SET PROBLEM
Report every line from the material that contains the word "subtitle".

EXTRACTED RECORDS
__________________________________________________

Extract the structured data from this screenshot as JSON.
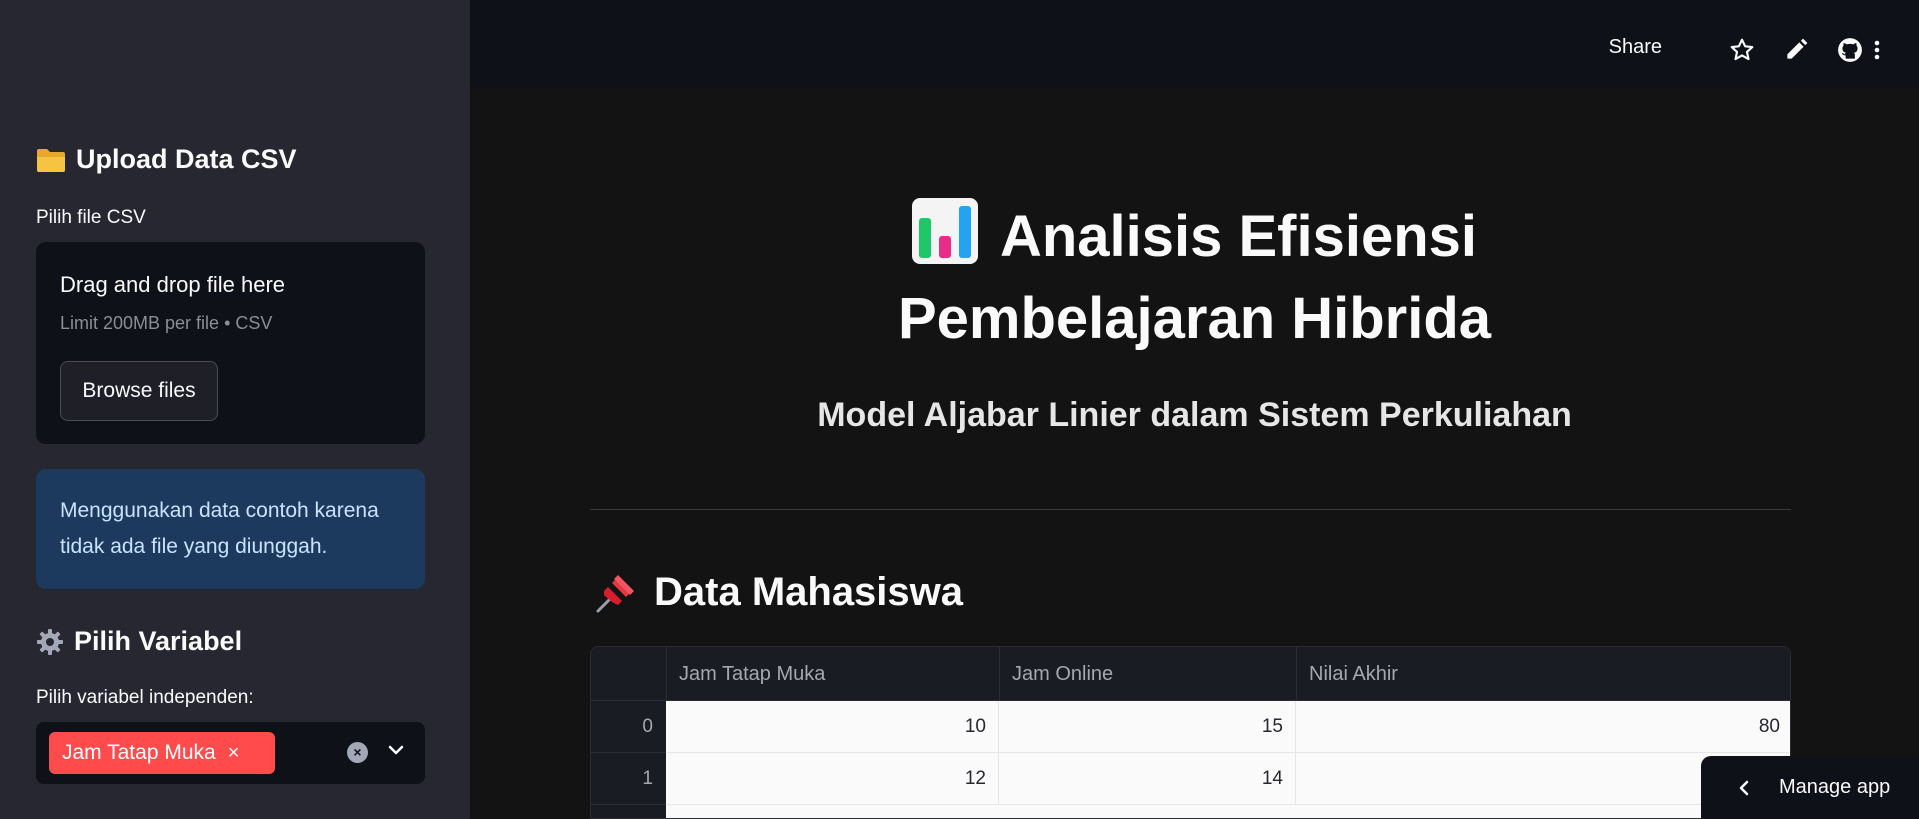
{
  "sidebar": {
    "upload_heading": "Upload Data CSV",
    "upload_icon": "folder-icon",
    "file_label": "Pilih file CSV",
    "dropzone": {
      "title": "Drag and drop file here",
      "subtitle": "Limit 200MB per file • CSV",
      "browse_label": "Browse files"
    },
    "info_text": "Menggunakan data contoh karena tidak ada file yang diunggah.",
    "variable_heading": "Pilih Variabel",
    "variable_icon": "gear-icon",
    "independent_label": "Pilih variabel independen:",
    "selected_tags": [
      "Jam Tatap Muka"
    ]
  },
  "topbar": {
    "share_label": "Share"
  },
  "main": {
    "title": "Analisis Efisiensi Pembelajaran Hibrida",
    "title_icon": "bar-chart-icon",
    "subtitle": "Model Aljabar Linier dalam Sistem Perkuliahan",
    "section_heading": "Data Mahasiswa",
    "section_icon": "pushpin-icon",
    "table": {
      "columns": [
        "Jam Tatap Muka",
        "Jam Online",
        "Nilai Akhir"
      ],
      "rows": [
        {
          "index": "0",
          "cells": [
            "10",
            "15",
            "80"
          ]
        },
        {
          "index": "1",
          "cells": [
            "12",
            "14",
            ""
          ]
        }
      ]
    }
  },
  "manage_app_label": "Manage app",
  "colors": {
    "sidebar_bg": "#262730",
    "app_bg": "#0e1117",
    "main_bg": "#131313",
    "accent": "#ff4b4b",
    "info_bg": "#1c3a5e"
  }
}
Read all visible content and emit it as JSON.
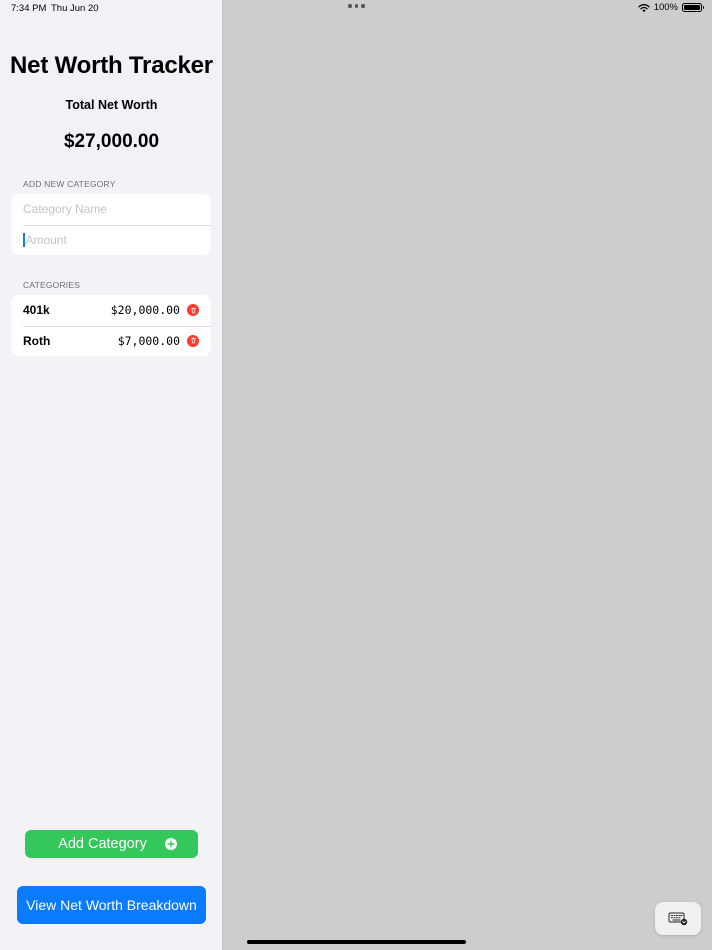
{
  "status_bar": {
    "time": "7:34 PM",
    "date": "Thu Jun 20",
    "battery": "100%"
  },
  "header": {
    "title": "Net Worth Tracker",
    "total_label": "Total Net Worth",
    "total_value": "$27,000.00"
  },
  "add_section": {
    "header": "ADD NEW CATEGORY",
    "name_placeholder": "Category Name",
    "amount_placeholder": "Amount"
  },
  "categories_section": {
    "header": "CATEGORIES",
    "items": [
      {
        "name": "401k",
        "amount": "$20,000.00"
      },
      {
        "name": "Roth",
        "amount": "$7,000.00"
      }
    ]
  },
  "buttons": {
    "add_category": "Add Category",
    "view_breakdown": "View Net Worth Breakdown"
  },
  "colors": {
    "green": "#34c759",
    "blue": "#0a7aff",
    "red": "#ff3b30"
  },
  "icons": {
    "add": "plus-circle-icon",
    "delete": "trash-icon",
    "keyboard": "keyboard-dismiss-icon",
    "wifi": "wifi-icon",
    "battery": "battery-icon"
  }
}
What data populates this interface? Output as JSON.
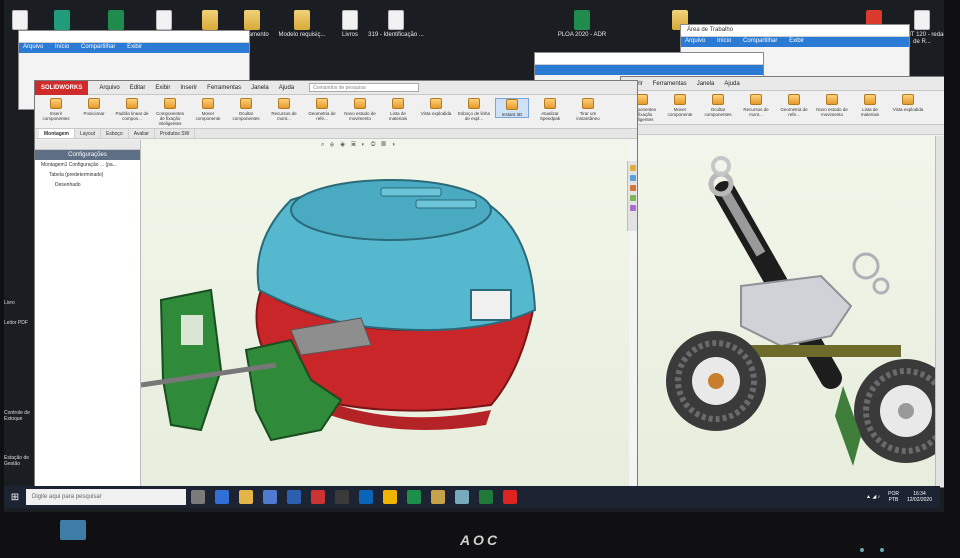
{
  "desktop": {
    "icons": [
      {
        "label": "",
        "type": "doc"
      },
      {
        "label": "",
        "type": "app"
      },
      {
        "label": "",
        "type": "green"
      },
      {
        "label": "",
        "type": "doc"
      },
      {
        "label": "",
        "type": "folder"
      },
      {
        "label": "Treinamento",
        "type": "folder"
      },
      {
        "label": "Modelo requisiç...",
        "type": "folder"
      },
      {
        "label": "Livros",
        "type": "doc"
      },
      {
        "label": "319 - Identificação ...",
        "type": "doc"
      },
      {
        "label": "PLOA 2020 - ADR",
        "type": "green"
      },
      {
        "label": "",
        "type": "folder"
      },
      {
        "label": "",
        "type": "red"
      },
      {
        "label": "nota MIT 120 - redação de R...",
        "type": "doc"
      }
    ],
    "left_labels": [
      "Livro",
      "Leitor PDF",
      "Controle de Estoque",
      "Estação de Gestão"
    ]
  },
  "explorer_windows": [
    {
      "title": "",
      "ribbon": [
        "Arquivo",
        "Início",
        "Compartilhar",
        "Exibir"
      ]
    },
    {
      "title": "Área de Trabalho",
      "ribbon": [
        "Arquivo",
        "Início",
        "Compartilhar",
        "Exibir"
      ]
    }
  ],
  "solidworks_left": {
    "logo": "SOLIDWORKS",
    "menus": [
      "Arquivo",
      "Editar",
      "Exibir",
      "Inserir",
      "Ferramentas",
      "Janela",
      "Ajuda"
    ],
    "search_placeholder": "Comandos de pesquisa",
    "commands": [
      "Inserir componentes",
      "Posicionar",
      "Padrão linear de compon...",
      "Componentes de fixação inteligentes",
      "Mover componente",
      "Ocultar componentes",
      "Recursos de mont...",
      "Geometria de refe...",
      "Novo estudo de movimento",
      "Lista de materiais",
      "Vista explodida",
      "Esboço de linha de expl...",
      "Instant 3D",
      "Atualizar Speedpak",
      "Tirar um instantâneo"
    ],
    "tabs": [
      "Montagem",
      "Layout",
      "Esboço",
      "Avaliar",
      "Produtos SW"
    ],
    "tree_header": "Configurações",
    "tree_items": [
      "Montagem1 Configuração ... (pa...",
      "Tabela (predeterminado)",
      "Desenhado"
    ]
  },
  "solidworks_right": {
    "menus": [
      "Inserir",
      "Ferramentas",
      "Janela",
      "Ajuda"
    ],
    "commands": [
      "Componentes de fixação inteligentes",
      "Mover componente",
      "Ocultar componentes",
      "Recursos de mont...",
      "Geometria de refe...",
      "Novo estudo de movimento",
      "Lista de materiais",
      "Vista explodida"
    ]
  },
  "taskbar": {
    "search_placeholder": "Digite aqui para pesquisar",
    "lang_line1": "POR",
    "lang_line2": "PTB",
    "time": "16:34",
    "date": "12/02/2020"
  },
  "monitor": {
    "brand": "AOC"
  },
  "colors": {
    "turret_blue": "#55b8cf",
    "turret_red": "#c9262a",
    "mount_green": "#2f8a3a",
    "solidworks_red": "#cf2b2b",
    "taskbar": "#1c2433"
  }
}
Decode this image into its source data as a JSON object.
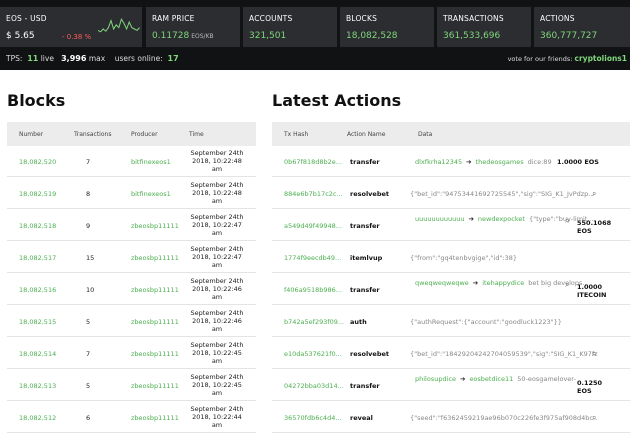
{
  "ticker": {
    "eos_usd": {
      "label": "EOS - USD",
      "price": "$ 5.65",
      "change": "- 0.38 %"
    },
    "stats": [
      {
        "label": "RAM PRICE",
        "value": "0.11728",
        "unit": "EOS/KB"
      },
      {
        "label": "ACCOUNTS",
        "value": "321,501",
        "unit": ""
      },
      {
        "label": "BLOCKS",
        "value": "18,082,528",
        "unit": ""
      },
      {
        "label": "TRANSACTIONS",
        "value": "361,533,696",
        "unit": ""
      },
      {
        "label": "ACTIONS",
        "value": "360,777,727",
        "unit": ""
      }
    ],
    "tps_label": "TPS:",
    "tps_live": "11",
    "live_label": "live",
    "tps_max": "3,996",
    "max_label": "max",
    "users_label": "users online:",
    "users_online": "17",
    "vote_label": "vote for our friends:",
    "vote_friend": "cryptolions1"
  },
  "blocks": {
    "title": "Blocks",
    "columns": [
      "Number",
      "Transactions",
      "Producer",
      "Time"
    ],
    "rows": [
      {
        "number": "18,082,520",
        "tx": "7",
        "producer": "bitfinexeos1",
        "t1": "September 24th",
        "t2": "2018, 10:22:48",
        "t3": "am"
      },
      {
        "number": "18,082,519",
        "tx": "8",
        "producer": "bitfinexeos1",
        "t1": "September 24th",
        "t2": "2018, 10:22:48",
        "t3": "am"
      },
      {
        "number": "18,082,518",
        "tx": "9",
        "producer": "zbeosbp11111",
        "t1": "September 24th",
        "t2": "2018, 10:22:47",
        "t3": "am"
      },
      {
        "number": "18,082,517",
        "tx": "15",
        "producer": "zbeosbp11111",
        "t1": "September 24th",
        "t2": "2018, 10:22:47",
        "t3": "am"
      },
      {
        "number": "18,082,516",
        "tx": "10",
        "producer": "zbeosbp11111",
        "t1": "September 24th",
        "t2": "2018, 10:22:46",
        "t3": "am"
      },
      {
        "number": "18,082,515",
        "tx": "5",
        "producer": "zbeosbp11111",
        "t1": "September 24th",
        "t2": "2018, 10:22:46",
        "t3": "am"
      },
      {
        "number": "18,082,514",
        "tx": "7",
        "producer": "zbeosbp11111",
        "t1": "September 24th",
        "t2": "2018, 10:22:45",
        "t3": "am"
      },
      {
        "number": "18,082,513",
        "tx": "5",
        "producer": "zbeosbp11111",
        "t1": "September 24th",
        "t2": "2018, 10:22:45",
        "t3": "am"
      },
      {
        "number": "18,082,512",
        "tx": "6",
        "producer": "zbeosbp11111",
        "t1": "September 24th",
        "t2": "2018, 10:22:44",
        "t3": "am"
      }
    ]
  },
  "actions": {
    "title": "Latest Actions",
    "columns": [
      "Tx Hash",
      "Action Name",
      "Data"
    ],
    "rows": [
      {
        "hash": "0b67f818d8b2e...",
        "name": "transfer",
        "from": "dlxfkrha12345",
        "to": "thedeosgames",
        "memo": "dice:89",
        "amount": "1.0000 EOS",
        "amount2": ""
      },
      {
        "hash": "884e6b7b17c2c...",
        "name": "resolvebet",
        "json": "{\"bet_id\":\"94753441692725545\",\"sig\":\"SIG_K1_JvPdzp...",
        "q": true
      },
      {
        "hash": "a549d49f49948...",
        "name": "transfer",
        "from": "uuuuuuuuuuuu",
        "to": "newdexpocket",
        "memo": "{\"type\":\"buy-limit...",
        "amount": "550.1068",
        "amount2": "EOS",
        "q": true
      },
      {
        "hash": "1774f9eecdb49...",
        "name": "itemlvup",
        "json": "{\"from\":\"gq4tenbvgige\",\"id\":38}"
      },
      {
        "hash": "f406a9518b986...",
        "name": "transfer",
        "from": "qweqweqweqwe",
        "to": "itehappydice",
        "memo": "bet big develops...",
        "amount": "1.0000",
        "amount2": "ITECOIN",
        "q": true
      },
      {
        "hash": "b742a5ef293f09...",
        "name": "auth",
        "json": "{\"authRequest\":{\"account\":\"goodluck1223\"}}"
      },
      {
        "hash": "e10da537621f0...",
        "name": "resolvebet",
        "json": "{\"bet_id\":\"18429204242704059539\",\"sig\":\"SIG_K1_K97fz...",
        "q": true
      },
      {
        "hash": "04272bba03d14...",
        "name": "transfer",
        "from": "philosupdice",
        "to": "eosbetdice11",
        "memo": "50-eosgamelover-",
        "amount": "0.1250",
        "amount2": "EOS"
      },
      {
        "hash": "36570fdb6c4d4...",
        "name": "reveal",
        "json": "{\"seed\":\"f6362459219ae96b070c226fe3f975af908d4bc...",
        "q": true
      }
    ]
  },
  "colors": {
    "accent": "#4caf50",
    "topbar": "#111214",
    "tile": "#2c2d31",
    "negative": "#ff5a5a"
  },
  "sparkline": [
    0.55,
    0.6,
    0.5,
    0.58,
    0.45,
    0.2,
    0.5,
    0.35,
    0.45,
    0.15,
    0.3,
    0.5,
    0.25,
    0.45,
    0.5,
    0.55,
    0.45
  ]
}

__________________________________________________

SOLVED PROBLEM
      "subtitle": "Limit 200MB per file • CSV",
    "subtitle": "Model Aljabar Linier dalam Sistem Perkuliahan",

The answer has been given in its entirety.